_Exercise requirements:_ Output the entries below exactly as written, omitting pictures.

_Recorded information:_
· · · · · · ·

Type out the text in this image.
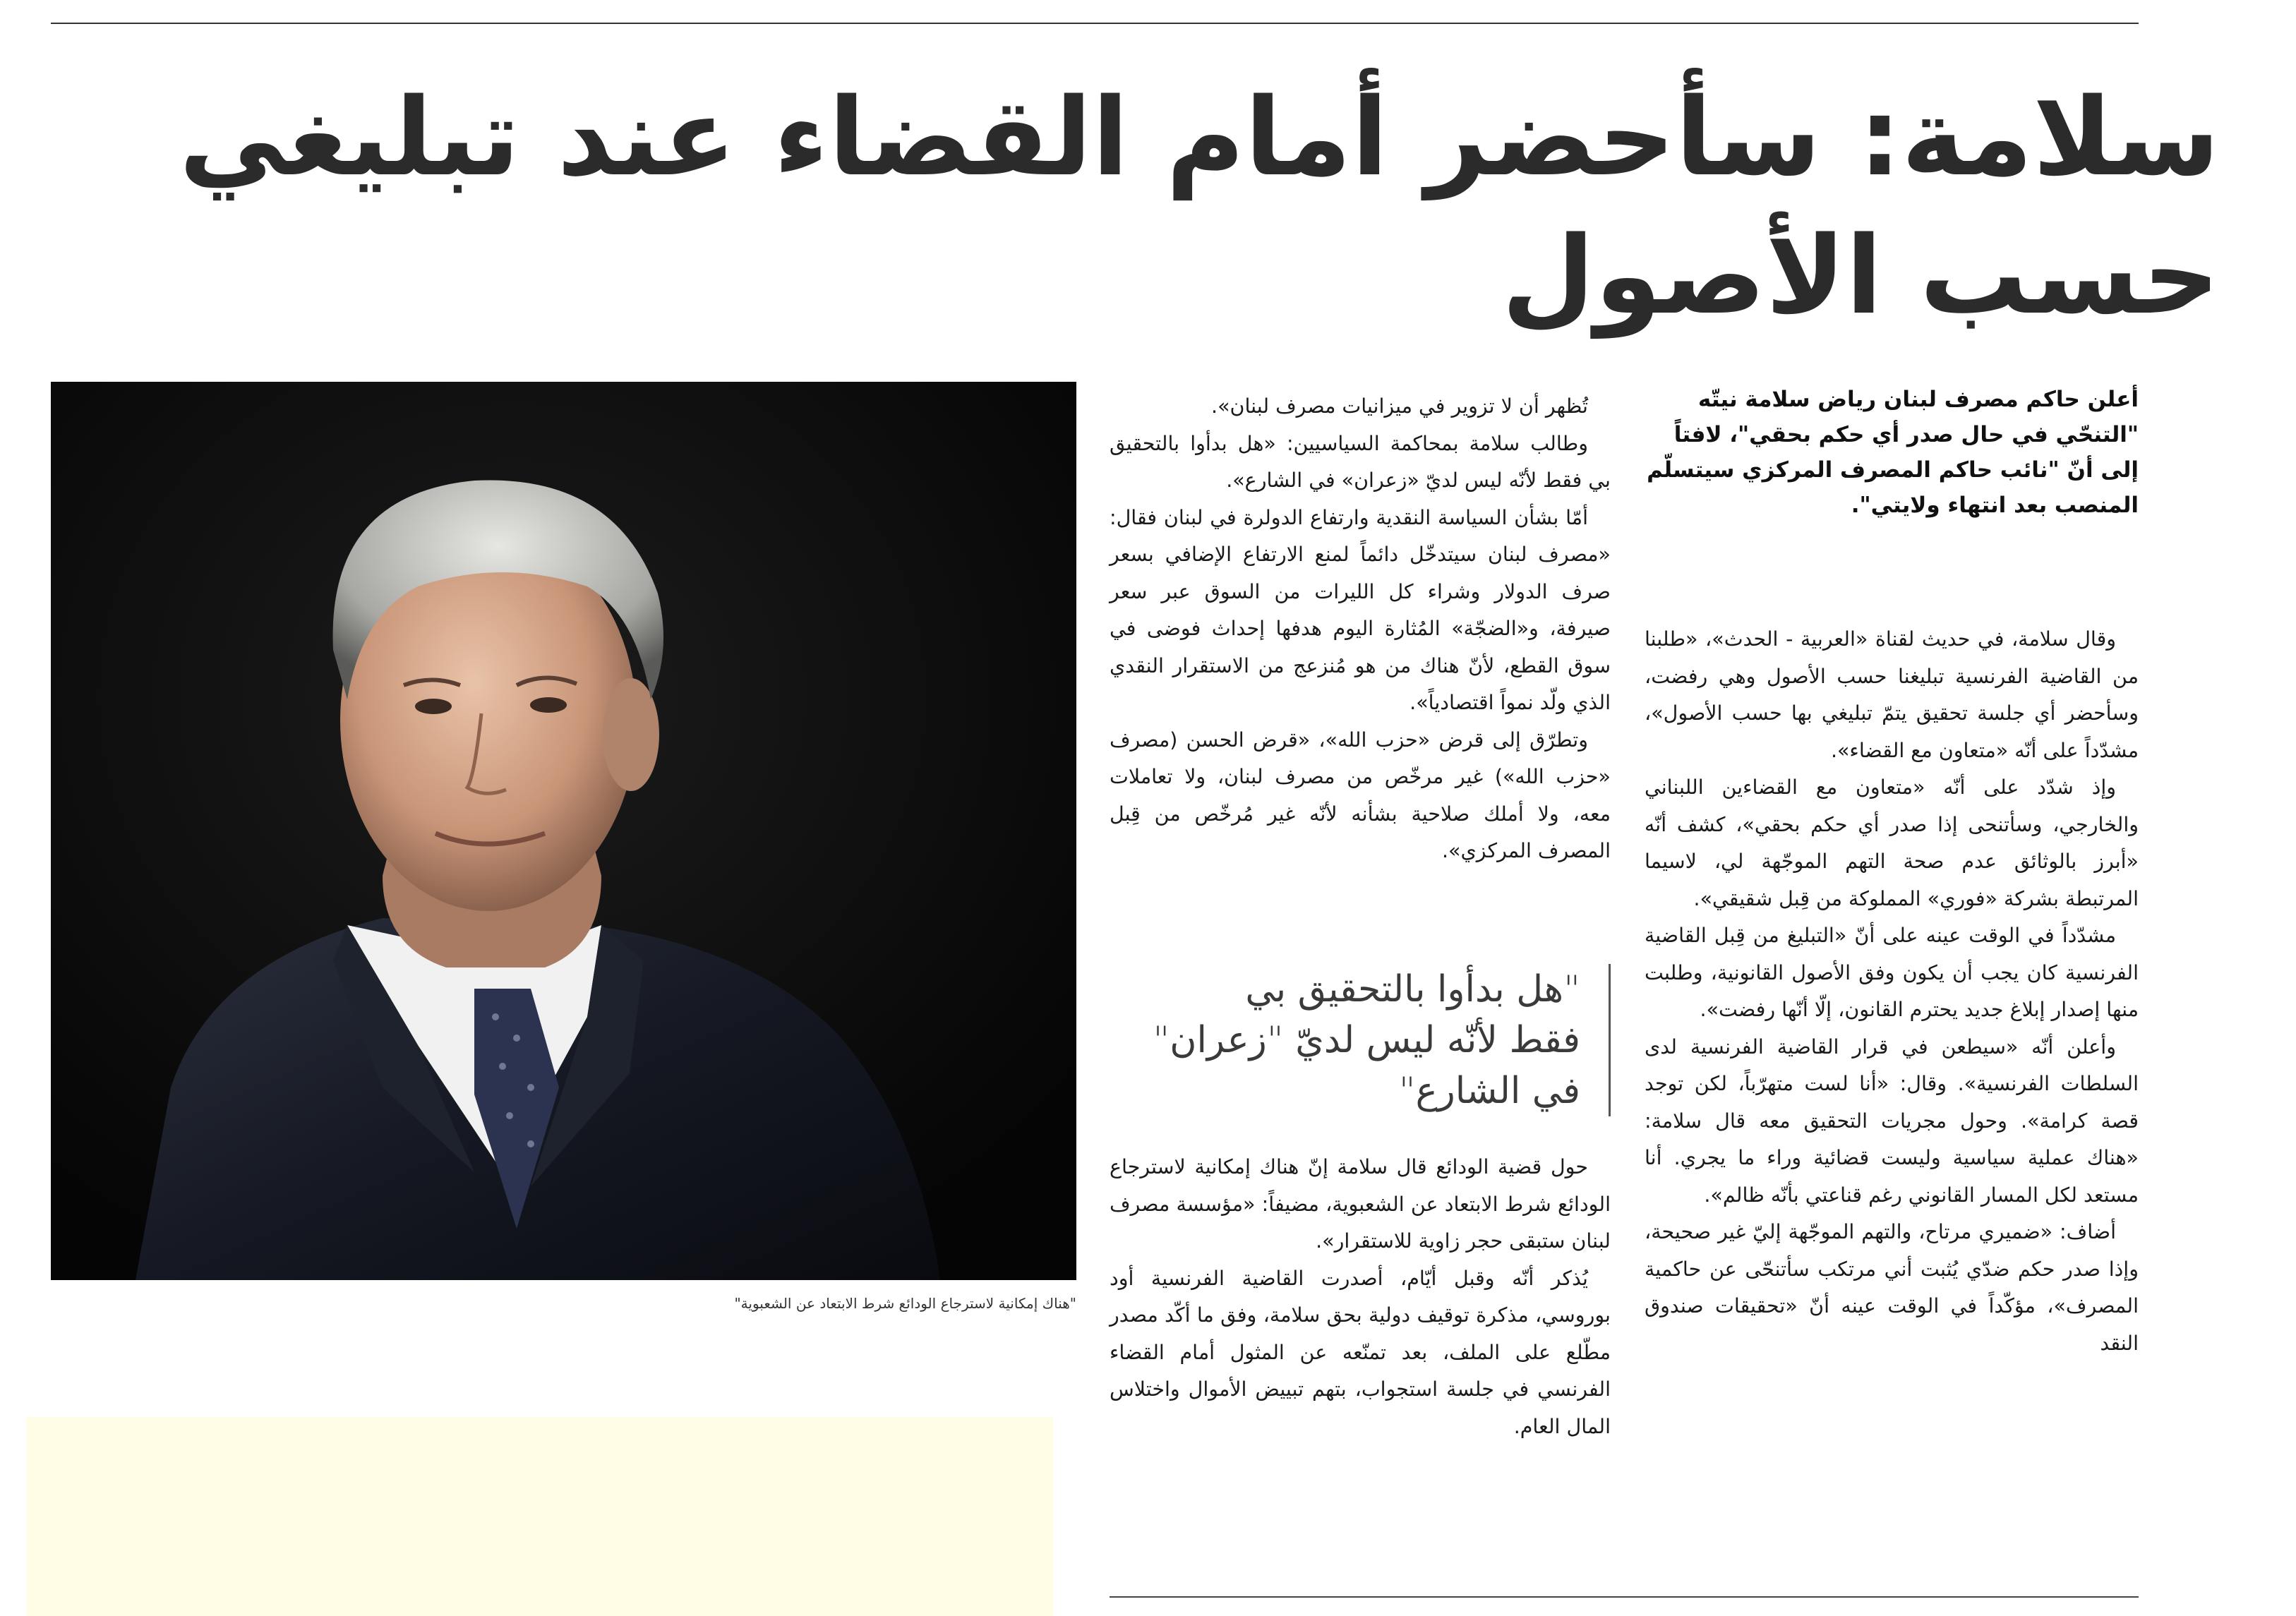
سلامة: سأحضر أمام القضاء عند تبليغي
حسب الأصول
أعلن حاكم مصرف لبنان رياض سلامة نيتّه "التنحّي في حال صدر أي حكم بحقي"، لافتاً إلى أنّ "نائب حاكم المصرف المركزي سيتسلّم المنصب بعد انتهاء ولايتي".

وقال سلامة، في حديث لقناة «العربية - الحدث»، «طلبنا من القاضية الفرنسية تبليغنا حسب الأصول وهي رفضت، وسأحضر أي جلسة تحقيق يتمّ تبليغي بها حسب الأصول»، مشدّداً على أنّه «متعاون مع القضاء».

وإذ شدّد على أنّه «متعاون مع القضاءين اللبناني والخارجي، وسأتنحى إذا صدر أي حكم بحقي»، كشف أنّه «أبرز بالوثائق عدم صحة التهم الموجّهة لي، لاسيما المرتبطة بشركة «فوري» المملوكة من قِبل شقيقي».

مشدّداً في الوقت عينه على أنّ «التبليغ من قِبل القاضية الفرنسية كان يجب أن يكون وفق الأصول القانونية، وطلبت منها إصدار إبلاغ جديد يحترم القانون، إلّا أنّها رفضت».

وأعلن أنّه «سيطعن في قرار القاضية الفرنسية لدى السلطات الفرنسية». وقال: «أنا لست متهرّباً، لكن توجد قصة كرامة». وحول مجريات التحقيق معه قال سلامة: «هناك عملية سياسية وليست قضائية وراء ما يجري. أنا مستعد لكل المسار القانوني رغم قناعتي بأنّه ظالم».

أضاف: «ضميري مرتاح، والتهم الموجّهة إليّ غير صحيحة، وإذا صدر حكم ضدّي يُثبت أني مرتكب سأتنحّى عن حاكمية المصرف»، مؤكّداً في الوقت عينه أنّ «تحقيقات صندوق النقد

تُظهر أن لا تزوير في ميزانيات مصرف لبنان».

وطالب سلامة بمحاكمة السياسيين: «هل بدأوا بالتحقيق بي فقط لأنّه ليس لديّ «زعران» في الشارع».

أمّا بشأن السياسة النقدية وارتفاع الدولرة في لبنان فقال: «مصرف لبنان سيتدخّل دائماً لمنع الارتفاع الإضافي بسعر صرف الدولار وشراء كل الليرات من السوق عبر سعر صيرفة، و«الضجّة» المُثارة اليوم هدفها إحداث فوضى في سوق القطع، لأنّ هناك من هو مُنزعج من الاستقرار النقدي الذي ولّد نمواً اقتصادياً».

وتطرّق إلى قرض «حزب الله»، «قرض الحسن (مصرف «حزب الله») غير مرخّص من مصرف لبنان، ولا تعاملات معه، ولا أملك صلاحية بشأنه لأنّه غير مُرخّص من قِبل المصرف المركزي».

"هل بدأوا بالتحقيق بي
فقط لأنّه ليس لديّ "زعران"
في الشارع"

حول قضية الودائع قال سلامة إنّ هناك إمكانية لاسترجاع الودائع شرط الابتعاد عن الشعبوية، مضيفاً: «مؤسسة مصرف لبنان ستبقى حجر زاوية للاستقرار».

يُذكر أنّه وقبل أيّام، أصدرت القاضية الفرنسية أود بوروسي، مذكرة توقيف دولية بحق سلامة، وفق ما أكّد مصدر مطّلع على الملف، بعد تمنّعه عن المثول أمام القضاء الفرنسي في جلسة استجواب، بتهم تبييض الأموال واختلاس المال العام.

"هناك إمكانية لاسترجاع الودائع شرط الابتعاد عن الشعبوية"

· · · · · · ·

_Written solution:_
Type out the text in this image.
سلامة: سأحضر أمام القضاء عند تبليغي
حسب الأصول
أعلن حاكم مصرف لبنان رياض سلامة نيتّه "التنحّي في حال صدر أي حكم بحقي"، لافتاً إلى أنّ "نائب حاكم المصرف المركزي سيتسلّم المنصب بعد انتهاء ولايتي".

وقال سلامة، في حديث لقناة «العربية - الحدث»، «طلبنا من القاضية الفرنسية تبليغنا حسب الأصول وهي رفضت، وسأحضر أي جلسة تحقيق يتمّ تبليغي بها حسب الأصول»، مشدّداً على أنّه «متعاون مع القضاء».

وإذ شدّد على أنّه «متعاون مع القضاءين اللبناني والخارجي، وسأتنحى إذا صدر أي حكم بحقي»، كشف أنّه «أبرز بالوثائق عدم صحة التهم الموجّهة لي، لاسيما المرتبطة بشركة «فوري» المملوكة من قِبل شقيقي».

مشدّداً في الوقت عينه على أنّ «التبليغ من قِبل القاضية الفرنسية كان يجب أن يكون وفق الأصول القانونية، وطلبت منها إصدار إبلاغ جديد يحترم القانون، إلّا أنّها رفضت».

وأعلن أنّه «سيطعن في قرار القاضية الفرنسية لدى السلطات الفرنسية». وقال: «أنا لست متهرّباً، لكن توجد قصة كرامة». وحول مجريات التحقيق معه قال سلامة: «هناك عملية سياسية وليست قضائية وراء ما يجري. أنا مستعد لكل المسار القانوني رغم قناعتي بأنّه ظالم».

أضاف: «ضميري مرتاح، والتهم الموجّهة إليّ غير صحيحة، وإذا صدر حكم ضدّي يُثبت أني مرتكب سأتنحّى عن حاكمية المصرف»، مؤكّداً في الوقت عينه أنّ «تحقيقات صندوق النقد

تُظهر أن لا تزوير في ميزانيات مصرف لبنان».

وطالب سلامة بمحاكمة السياسيين: «هل بدأوا بالتحقيق بي فقط لأنّه ليس لديّ «زعران» في الشارع».

أمّا بشأن السياسة النقدية وارتفاع الدولرة في لبنان فقال: «مصرف لبنان سيتدخّل دائماً لمنع الارتفاع الإضافي بسعر صرف الدولار وشراء كل الليرات من السوق عبر سعر صيرفة، و«الضجّة» المُثارة اليوم هدفها إحداث فوضى في سوق القطع، لأنّ هناك من هو مُنزعج من الاستقرار النقدي الذي ولّد نمواً اقتصادياً».

وتطرّق إلى قرض «حزب الله»، «قرض الحسن (مصرف «حزب الله») غير مرخّص من مصرف لبنان، ولا تعاملات معه، ولا أملك صلاحية بشأنه لأنّه غير مُرخّص من قِبل المصرف المركزي».

"هل بدأوا بالتحقيق بي
فقط لأنّه ليس لديّ "زعران"
في الشارع"

حول قضية الودائع قال سلامة إنّ هناك إمكانية لاسترجاع الودائع شرط الابتعاد عن الشعبوية، مضيفاً: «مؤسسة مصرف لبنان ستبقى حجر زاوية للاستقرار».

يُذكر أنّه وقبل أيّام، أصدرت القاضية الفرنسية أود بوروسي، مذكرة توقيف دولية بحق سلامة، وفق ما أكّد مصدر مطّلع على الملف، بعد تمنّعه عن المثول أمام القضاء الفرنسي في جلسة استجواب، بتهم تبييض الأموال واختلاس المال العام.

"هناك إمكانية لاسترجاع الودائع شرط الابتعاد عن الشعبوية"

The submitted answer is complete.